> To do:
Will you write out all the entries below exactly?

Data entries
···

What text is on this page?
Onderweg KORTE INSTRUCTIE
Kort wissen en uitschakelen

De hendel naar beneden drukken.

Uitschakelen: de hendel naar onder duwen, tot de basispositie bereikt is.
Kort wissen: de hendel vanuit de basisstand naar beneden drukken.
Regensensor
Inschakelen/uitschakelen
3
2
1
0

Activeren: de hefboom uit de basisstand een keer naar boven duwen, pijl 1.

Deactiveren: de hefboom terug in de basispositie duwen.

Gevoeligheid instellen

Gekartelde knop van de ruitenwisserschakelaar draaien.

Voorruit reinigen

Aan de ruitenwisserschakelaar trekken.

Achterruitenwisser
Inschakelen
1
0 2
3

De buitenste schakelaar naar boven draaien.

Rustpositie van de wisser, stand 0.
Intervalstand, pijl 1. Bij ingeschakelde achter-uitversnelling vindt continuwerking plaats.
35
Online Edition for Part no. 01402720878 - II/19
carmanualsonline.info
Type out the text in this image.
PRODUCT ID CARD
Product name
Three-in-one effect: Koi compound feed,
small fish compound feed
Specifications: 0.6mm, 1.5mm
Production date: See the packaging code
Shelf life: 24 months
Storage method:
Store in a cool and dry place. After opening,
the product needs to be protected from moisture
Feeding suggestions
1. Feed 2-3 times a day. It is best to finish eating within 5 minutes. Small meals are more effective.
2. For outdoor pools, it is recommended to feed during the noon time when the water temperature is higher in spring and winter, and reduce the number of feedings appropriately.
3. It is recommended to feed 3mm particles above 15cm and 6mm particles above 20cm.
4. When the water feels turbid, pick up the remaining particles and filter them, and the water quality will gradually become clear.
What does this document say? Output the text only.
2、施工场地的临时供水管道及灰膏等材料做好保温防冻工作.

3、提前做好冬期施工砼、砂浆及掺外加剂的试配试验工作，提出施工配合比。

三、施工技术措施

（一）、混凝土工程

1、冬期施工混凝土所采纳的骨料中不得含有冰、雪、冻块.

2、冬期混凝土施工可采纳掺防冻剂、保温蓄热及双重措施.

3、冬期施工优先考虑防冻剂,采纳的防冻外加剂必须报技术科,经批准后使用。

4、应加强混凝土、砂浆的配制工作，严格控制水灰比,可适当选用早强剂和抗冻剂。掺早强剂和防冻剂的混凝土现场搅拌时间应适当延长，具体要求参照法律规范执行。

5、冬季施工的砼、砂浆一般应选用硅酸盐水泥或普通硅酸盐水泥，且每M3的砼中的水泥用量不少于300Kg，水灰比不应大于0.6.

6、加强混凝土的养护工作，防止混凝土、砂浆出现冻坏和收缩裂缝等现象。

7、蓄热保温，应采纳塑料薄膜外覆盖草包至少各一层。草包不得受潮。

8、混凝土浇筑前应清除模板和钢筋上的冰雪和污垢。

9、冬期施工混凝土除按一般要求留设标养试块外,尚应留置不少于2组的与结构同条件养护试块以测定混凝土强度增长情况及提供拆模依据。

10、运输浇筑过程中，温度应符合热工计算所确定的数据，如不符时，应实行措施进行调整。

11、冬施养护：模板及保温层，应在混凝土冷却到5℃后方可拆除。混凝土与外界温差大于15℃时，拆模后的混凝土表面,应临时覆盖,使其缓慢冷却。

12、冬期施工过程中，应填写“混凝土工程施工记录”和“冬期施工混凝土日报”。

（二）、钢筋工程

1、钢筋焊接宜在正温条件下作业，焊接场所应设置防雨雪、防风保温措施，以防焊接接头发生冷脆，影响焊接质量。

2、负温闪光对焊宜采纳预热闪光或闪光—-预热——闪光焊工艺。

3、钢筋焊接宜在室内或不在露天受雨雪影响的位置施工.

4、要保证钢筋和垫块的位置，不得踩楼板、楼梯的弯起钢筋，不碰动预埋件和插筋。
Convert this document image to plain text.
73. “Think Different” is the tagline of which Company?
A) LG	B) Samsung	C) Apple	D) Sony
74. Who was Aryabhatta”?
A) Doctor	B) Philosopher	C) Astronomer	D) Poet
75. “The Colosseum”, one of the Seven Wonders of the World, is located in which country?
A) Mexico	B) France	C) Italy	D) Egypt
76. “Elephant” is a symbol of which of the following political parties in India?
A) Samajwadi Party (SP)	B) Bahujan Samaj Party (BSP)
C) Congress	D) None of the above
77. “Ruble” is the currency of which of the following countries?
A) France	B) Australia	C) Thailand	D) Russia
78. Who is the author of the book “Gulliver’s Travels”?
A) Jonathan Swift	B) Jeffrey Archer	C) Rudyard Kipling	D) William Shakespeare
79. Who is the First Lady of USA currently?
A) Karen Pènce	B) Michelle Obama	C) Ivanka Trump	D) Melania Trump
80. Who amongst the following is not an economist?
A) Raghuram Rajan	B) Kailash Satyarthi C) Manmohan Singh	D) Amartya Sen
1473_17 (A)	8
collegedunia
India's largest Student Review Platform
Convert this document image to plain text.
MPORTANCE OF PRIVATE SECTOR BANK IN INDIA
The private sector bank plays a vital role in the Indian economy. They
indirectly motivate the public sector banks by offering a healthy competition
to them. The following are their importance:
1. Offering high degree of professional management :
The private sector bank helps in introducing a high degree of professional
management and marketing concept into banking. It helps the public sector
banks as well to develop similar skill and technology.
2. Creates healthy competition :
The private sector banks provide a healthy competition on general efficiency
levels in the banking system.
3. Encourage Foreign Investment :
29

···

> Solution to this task:
What text is on this page?
Onderweg KORTE INSTRUCTIE
Kort wissen en uitschakelen

De hendel naar beneden drukken.

Uitschakelen: de hendel naar onder duwen, tot de basispositie bereikt is.
Kort wissen: de hendel vanuit de basisstand naar beneden drukken.
Regensensor
Inschakelen/uitschakelen
3
2
1
0

Activeren: de hefboom uit de basisstand een keer naar boven duwen, pijl 1.

Deactiveren: de hefboom terug in de basispositie duwen.

Gevoeligheid instellen

Gekartelde knop van de ruitenwisserschakelaar draaien.

Voorruit reinigen

Aan de ruitenwisserschakelaar trekken.

Achterruitenwisser
Inschakelen
1
0 2
3

De buitenste schakelaar naar boven draaien.

Rustpositie van de wisser, stand 0.
Intervalstand, pijl 1. Bij ingeschakelde achter-uitversnelling vindt continuwerking plaats.
35
Online Edition for Part no. 01402720878 - II/19
carmanualsonline.info
Type out the text in this image.
PRODUCT ID CARD
Product name
Three-in-one effect: Koi compound feed,
small fish compound feed
Specifications: 0.6mm, 1.5mm
Production date: See the packaging code
Shelf life: 24 months
Storage method:
Store in a cool and dry place. After opening,
the product needs to be protected from moisture
Feeding suggestions
1. Feed 2-3 times a day. It is best to finish eating within 5 minutes. Small meals are more effective.
2. For outdoor pools, it is recommended to feed during the noon time when the water temperature is higher in spring and winter, and reduce the number of feedings appropriately.
3. It is recommended to feed 3mm particles above 15cm and 6mm particles above 20cm.
4. When the water feels turbid, pick up the remaining particles and filter them, and the water quality will gradually become clear.
What does this document say? Output the text only.
2、施工场地的临时供水管道及灰膏等材料做好保温防冻工作.

3、提前做好冬期施工砼、砂浆及掺外加剂的试配试验工作，提出施工配合比。

三、施工技术措施

（一）、混凝土工程

1、冬期施工混凝土所采纳的骨料中不得含有冰、雪、冻块.

2、冬期混凝土施工可采纳掺防冻剂、保温蓄热及双重措施.

3、冬期施工优先考虑防冻剂,采纳的防冻外加剂必须报技术科,经批准后使用。

4、应加强混凝土、砂浆的配制工作，严格控制水灰比,可适当选用早强剂和抗冻剂。掺早强剂和防冻剂的混凝土现场搅拌时间应适当延长，具体要求参照法律规范执行。

5、冬季施工的砼、砂浆一般应选用硅酸盐水泥或普通硅酸盐水泥，且每M3的砼中的水泥用量不少于300Kg，水灰比不应大于0.6.

6、加强混凝土的养护工作，防止混凝土、砂浆出现冻坏和收缩裂缝等现象。

7、蓄热保温，应采纳塑料薄膜外覆盖草包至少各一层。草包不得受潮。

8、混凝土浇筑前应清除模板和钢筋上的冰雪和污垢。

9、冬期施工混凝土除按一般要求留设标养试块外,尚应留置不少于2组的与结构同条件养护试块以测定混凝土强度增长情况及提供拆模依据。

10、运输浇筑过程中，温度应符合热工计算所确定的数据，如不符时，应实行措施进行调整。

11、冬施养护：模板及保温层，应在混凝土冷却到5℃后方可拆除。混凝土与外界温差大于15℃时，拆模后的混凝土表面,应临时覆盖,使其缓慢冷却。

12、冬期施工过程中，应填写“混凝土工程施工记录”和“冬期施工混凝土日报”。

（二）、钢筋工程

1、钢筋焊接宜在正温条件下作业，焊接场所应设置防雨雪、防风保温措施，以防焊接接头发生冷脆，影响焊接质量。

2、负温闪光对焊宜采纳预热闪光或闪光—-预热——闪光焊工艺。

3、钢筋焊接宜在室内或不在露天受雨雪影响的位置施工.

4、要保证钢筋和垫块的位置，不得踩楼板、楼梯的弯起钢筋，不碰动预埋件和插筋。
Convert this document image to plain text.
73. “Think Different” is the tagline of which Company?
A) LG	B) Samsung	C) Apple	D) Sony
74. Who was Aryabhatta”?
A) Doctor	B) Philosopher	C) Astronomer	D) Poet
75. “The Colosseum”, one of the Seven Wonders of the World, is located in which country?
A) Mexico	B) France	C) Italy	D) Egypt
76. “Elephant” is a symbol of which of the following political parties in India?
A) Samajwadi Party (SP)	B) Bahujan Samaj Party (BSP)
C) Congress	D) None of the above
77. “Ruble” is the currency of which of the following countries?
A) France	B) Australia	C) Thailand	D) Russia
78. Who is the author of the book “Gulliver’s Travels”?
A) Jonathan Swift	B) Jeffrey Archer	C) Rudyard Kipling	D) William Shakespeare
79. Who is the First Lady of USA currently?
A) Karen Pènce	B) Michelle Obama	C) Ivanka Trump	D) Melania Trump
80. Who amongst the following is not an economist?
A) Raghuram Rajan	B) Kailash Satyarthi C) Manmohan Singh	D) Amartya Sen
1473_17 (A)	8
collegedunia
India's largest Student Review Platform
Convert this document image to plain text.
MPORTANCE OF PRIVATE SECTOR BANK IN INDIA
The private sector bank plays a vital role in the Indian economy. They
indirectly motivate the public sector banks by offering a healthy competition
to them. The following are their importance:
1. Offering high degree of professional management :
The private sector bank helps in introducing a high degree of professional
management and marketing concept into banking. It helps the public sector
banks as well to develop similar skill and technology.
2. Creates healthy competition :
The private sector banks provide a healthy competition on general efficiency
levels in the banking system.
3. Encourage Foreign Investment :
29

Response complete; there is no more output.